_Work to be completed_. Print all the entries verbatim.

_Dataset entries_.
::::::::

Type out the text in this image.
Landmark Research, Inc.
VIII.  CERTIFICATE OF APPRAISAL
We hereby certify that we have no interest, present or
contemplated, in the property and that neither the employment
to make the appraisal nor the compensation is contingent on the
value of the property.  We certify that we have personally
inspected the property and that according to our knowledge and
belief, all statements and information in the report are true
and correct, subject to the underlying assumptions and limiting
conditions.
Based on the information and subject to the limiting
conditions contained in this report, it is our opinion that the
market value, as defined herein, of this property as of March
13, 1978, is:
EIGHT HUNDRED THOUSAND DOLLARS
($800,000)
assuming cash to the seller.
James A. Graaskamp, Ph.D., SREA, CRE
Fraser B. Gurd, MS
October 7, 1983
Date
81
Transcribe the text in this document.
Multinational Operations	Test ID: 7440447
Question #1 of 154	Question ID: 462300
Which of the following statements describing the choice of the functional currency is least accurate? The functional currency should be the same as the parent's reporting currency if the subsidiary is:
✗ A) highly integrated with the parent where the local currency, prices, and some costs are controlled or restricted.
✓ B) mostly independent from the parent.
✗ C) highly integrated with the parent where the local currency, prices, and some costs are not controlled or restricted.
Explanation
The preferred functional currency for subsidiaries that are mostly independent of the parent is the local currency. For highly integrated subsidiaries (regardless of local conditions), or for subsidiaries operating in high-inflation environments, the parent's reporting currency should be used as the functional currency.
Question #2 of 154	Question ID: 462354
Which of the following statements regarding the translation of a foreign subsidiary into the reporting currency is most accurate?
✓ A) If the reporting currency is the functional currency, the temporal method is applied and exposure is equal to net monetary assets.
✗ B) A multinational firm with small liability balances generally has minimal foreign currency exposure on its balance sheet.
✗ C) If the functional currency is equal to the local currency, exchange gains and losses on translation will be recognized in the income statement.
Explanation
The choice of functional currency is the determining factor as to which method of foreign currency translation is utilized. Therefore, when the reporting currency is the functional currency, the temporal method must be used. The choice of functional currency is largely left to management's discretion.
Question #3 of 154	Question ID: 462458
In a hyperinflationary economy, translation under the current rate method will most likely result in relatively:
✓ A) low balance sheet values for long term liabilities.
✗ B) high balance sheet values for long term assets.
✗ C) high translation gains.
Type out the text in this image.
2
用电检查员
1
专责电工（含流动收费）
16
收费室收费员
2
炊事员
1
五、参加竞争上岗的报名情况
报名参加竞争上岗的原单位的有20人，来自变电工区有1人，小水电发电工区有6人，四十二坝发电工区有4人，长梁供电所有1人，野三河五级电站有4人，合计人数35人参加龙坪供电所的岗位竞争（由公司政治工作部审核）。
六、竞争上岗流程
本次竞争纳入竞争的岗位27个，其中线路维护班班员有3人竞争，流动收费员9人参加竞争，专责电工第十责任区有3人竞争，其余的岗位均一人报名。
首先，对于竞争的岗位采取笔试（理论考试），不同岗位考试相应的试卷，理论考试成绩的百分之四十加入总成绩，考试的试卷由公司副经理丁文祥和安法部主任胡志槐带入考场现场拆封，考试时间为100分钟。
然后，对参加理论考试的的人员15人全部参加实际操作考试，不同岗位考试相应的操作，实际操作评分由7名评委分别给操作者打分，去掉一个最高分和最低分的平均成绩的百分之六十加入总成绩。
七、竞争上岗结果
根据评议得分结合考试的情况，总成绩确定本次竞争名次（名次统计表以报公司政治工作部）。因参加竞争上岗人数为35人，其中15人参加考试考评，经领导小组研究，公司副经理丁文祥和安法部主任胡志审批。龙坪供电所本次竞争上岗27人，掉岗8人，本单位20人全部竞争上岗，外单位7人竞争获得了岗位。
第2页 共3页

::::::::

_Reply_.
Type out the text in this image.
Landmark Research, Inc.
VIII.  CERTIFICATE OF APPRAISAL
We hereby certify that we have no interest, present or
contemplated, in the property and that neither the employment
to make the appraisal nor the compensation is contingent on the
value of the property.  We certify that we have personally
inspected the property and that according to our knowledge and
belief, all statements and information in the report are true
and correct, subject to the underlying assumptions and limiting
conditions.
Based on the information and subject to the limiting
conditions contained in this report, it is our opinion that the
market value, as defined herein, of this property as of March
13, 1978, is:
EIGHT HUNDRED THOUSAND DOLLARS
($800,000)
assuming cash to the seller.
James A. Graaskamp, Ph.D., SREA, CRE
Fraser B. Gurd, MS
October 7, 1983
Date
81
Transcribe the text in this document.
Multinational Operations	Test ID: 7440447
Question #1 of 154	Question ID: 462300
Which of the following statements describing the choice of the functional currency is least accurate? The functional currency should be the same as the parent's reporting currency if the subsidiary is:
✗ A) highly integrated with the parent where the local currency, prices, and some costs are controlled or restricted.
✓ B) mostly independent from the parent.
✗ C) highly integrated with the parent where the local currency, prices, and some costs are not controlled or restricted.
Explanation
The preferred functional currency for subsidiaries that are mostly independent of the parent is the local currency. For highly integrated subsidiaries (regardless of local conditions), or for subsidiaries operating in high-inflation environments, the parent's reporting currency should be used as the functional currency.
Question #2 of 154	Question ID: 462354
Which of the following statements regarding the translation of a foreign subsidiary into the reporting currency is most accurate?
✓ A) If the reporting currency is the functional currency, the temporal method is applied and exposure is equal to net monetary assets.
✗ B) A multinational firm with small liability balances generally has minimal foreign currency exposure on its balance sheet.
✗ C) If the functional currency is equal to the local currency, exchange gains and losses on translation will be recognized in the income statement.
Explanation
The choice of functional currency is the determining factor as to which method of foreign currency translation is utilized. Therefore, when the reporting currency is the functional currency, the temporal method must be used. The choice of functional currency is largely left to management's discretion.
Question #3 of 154	Question ID: 462458
In a hyperinflationary economy, translation under the current rate method will most likely result in relatively:
✓ A) low balance sheet values for long term liabilities.
✗ B) high balance sheet values for long term assets.
✗ C) high translation gains.
Type out the text in this image.
2
用电检查员
1
专责电工（含流动收费）
16
收费室收费员
2
炊事员
1
五、参加竞争上岗的报名情况
报名参加竞争上岗的原单位的有20人，来自变电工区有1人，小水电发电工区有6人，四十二坝发电工区有4人，长梁供电所有1人，野三河五级电站有4人，合计人数35人参加龙坪供电所的岗位竞争（由公司政治工作部审核）。
六、竞争上岗流程
本次竞争纳入竞争的岗位27个，其中线路维护班班员有3人竞争，流动收费员9人参加竞争，专责电工第十责任区有3人竞争，其余的岗位均一人报名。
首先，对于竞争的岗位采取笔试（理论考试），不同岗位考试相应的试卷，理论考试成绩的百分之四十加入总成绩，考试的试卷由公司副经理丁文祥和安法部主任胡志槐带入考场现场拆封，考试时间为100分钟。
然后，对参加理论考试的的人员15人全部参加实际操作考试，不同岗位考试相应的操作，实际操作评分由7名评委分别给操作者打分，去掉一个最高分和最低分的平均成绩的百分之六十加入总成绩。
七、竞争上岗结果
根据评议得分结合考试的情况，总成绩确定本次竞争名次（名次统计表以报公司政治工作部）。因参加竞争上岗人数为35人，其中15人参加考试考评，经领导小组研究，公司副经理丁文祥和安法部主任胡志审批。龙坪供电所本次竞争上岗27人，掉岗8人，本单位20人全部竞争上岗，外单位7人竞争获得了岗位。
第2页 共3页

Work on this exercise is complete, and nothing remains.